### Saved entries
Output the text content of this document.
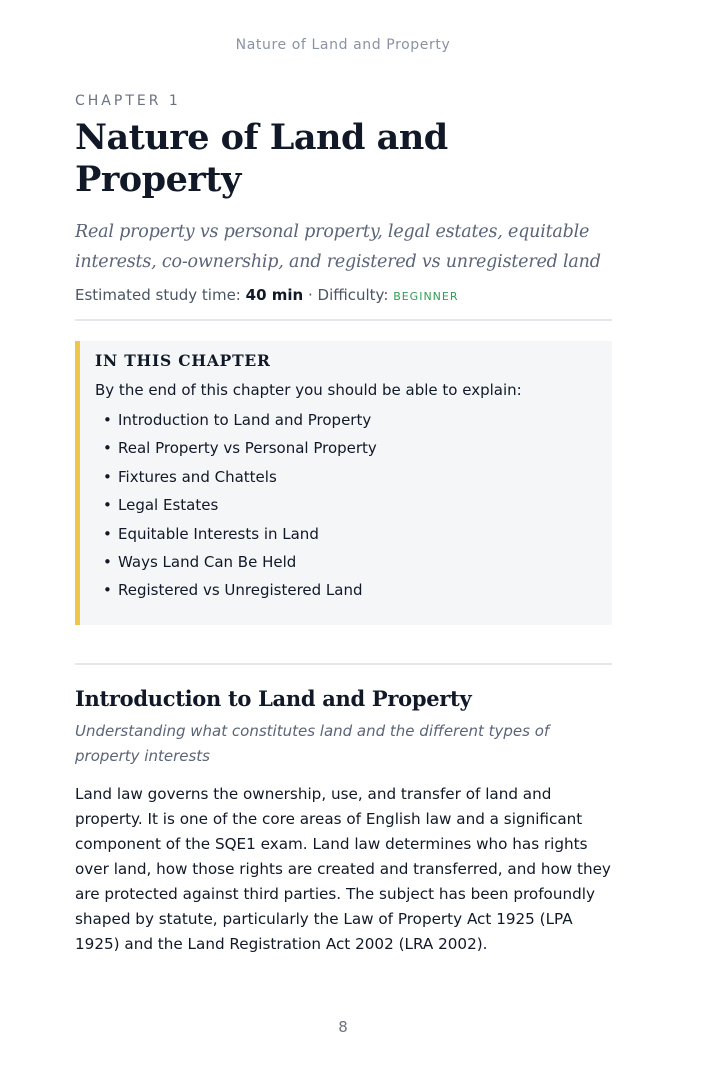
Nature of Land and Property

CHAPTER 1

Nature of Land and Property

Real property vs personal property, legal estates, equitable interests, co-ownership, and registered vs unregistered land

Estimated study time: 40 min · Difficulty: BEGINNER

IN THIS CHAPTER

By the end of this chapter you should be able to explain:

• Introduction to Land and Property
• Real Property vs Personal Property
• Fixtures and Chattels
• Legal Estates
• Equitable Interests in Land
• Ways Land Can Be Held
• Registered vs Unregistered Land
Introduction to Land and Property

Understanding what constitutes land and the different types of property interests

Land law governs the ownership, use, and transfer of land and property. It is one of the core areas of English law and a significant component of the SQE1 exam. Land law determines who has rights over land, how those rights are created and transferred, and how they are protected against third parties. The subject has been profoundly shaped by statute, particularly the Law of Property Act 1925 (LPA 1925) and the Land Registration Act 2002 (LRA 2002).

8
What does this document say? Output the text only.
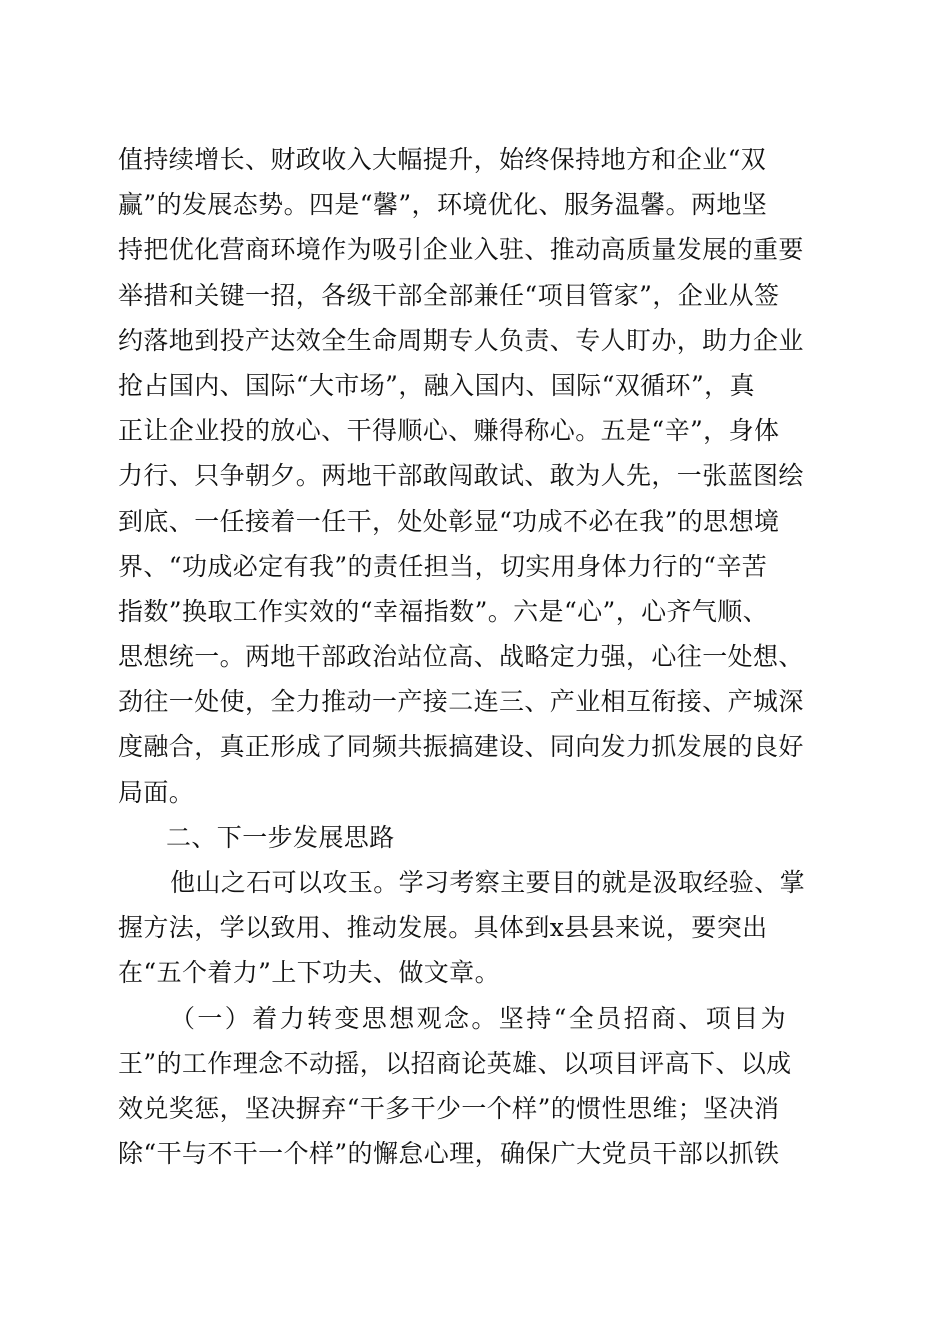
值持续增长、财政收入大幅提升，始终保持地方和企业“双
赢”的发展态势。四是“馨”，环境优化、服务温馨。两地坚
持把优化营商环境作为吸引企业入驻、推动高质量发展的重要
举措和关键一招，各级干部全部兼任“项目管家”，企业从签
约落地到投产达效全生命周期专人负责、专人盯办，助力企业
抢占国内、国际“大市场”，融入国内、国际“双循环”，真
正让企业投的放心、干得顺心、赚得称心。五是“辛”，身体
力行、只争朝夕。两地干部敢闯敢试、敢为人先，一张蓝图绘
到底、一任接着一任干，处处彰显“功成不必在我”的思想境
界、“功成必定有我”的责任担当，切实用身体力行的“辛苦
指数”换取工作实效的“幸福指数”。六是“心”，心齐气顺、
思想统一。两地干部政治站位高、战略定力强，心往一处想、
劲往一处使，全力推动一产接二连三、产业相互衔接、产城深
度融合，真正形成了同频共振搞建设、同向发力抓发展的良好
局面。
二、下一步发展思路
他山之石可以攻玉。学习考察主要目的就是汲取经验、掌
握方法，学以致用、推动发展。具体到x县县来说，要突出
在“五个着力”上下功夫、做文章。
（一）着力转变思想观念。坚持“全员招商、项目为
王”的工作理念不动摇，以招商论英雄、以项目评高下、以成
效兑奖惩，坚决摒弃“干多干少一个样”的惯性思维；坚决消
除“干与不干一个样”的懈怠心理，确保广大党员干部以抓铁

### Problem to solve
Your task is to quote exactly the lines from the one with "What does this" through the end of the material, both included, without reproducing any pictures.

### Response
What does this document say? Output the text only.
值持续增长、财政收入大幅提升，始终保持地方和企业“双
赢”的发展态势。四是“馨”，环境优化、服务温馨。两地坚
持把优化营商环境作为吸引企业入驻、推动高质量发展的重要
举措和关键一招，各级干部全部兼任“项目管家”，企业从签
约落地到投产达效全生命周期专人负责、专人盯办，助力企业
抢占国内、国际“大市场”，融入国内、国际“双循环”，真
正让企业投的放心、干得顺心、赚得称心。五是“辛”，身体
力行、只争朝夕。两地干部敢闯敢试、敢为人先，一张蓝图绘
到底、一任接着一任干，处处彰显“功成不必在我”的思想境
界、“功成必定有我”的责任担当，切实用身体力行的“辛苦
指数”换取工作实效的“幸福指数”。六是“心”，心齐气顺、
思想统一。两地干部政治站位高、战略定力强，心往一处想、
劲往一处使，全力推动一产接二连三、产业相互衔接、产城深
度融合，真正形成了同频共振搞建设、同向发力抓发展的良好
局面。
二、下一步发展思路
他山之石可以攻玉。学习考察主要目的就是汲取经验、掌
握方法，学以致用、推动发展。具体到x县县来说，要突出
在“五个着力”上下功夫、做文章。
（一）着力转变思想观念。坚持“全员招商、项目为
王”的工作理念不动摇，以招商论英雄、以项目评高下、以成
效兑奖惩，坚决摒弃“干多干少一个样”的惯性思维；坚决消
除“干与不干一个样”的懈怠心理，确保广大党员干部以抓铁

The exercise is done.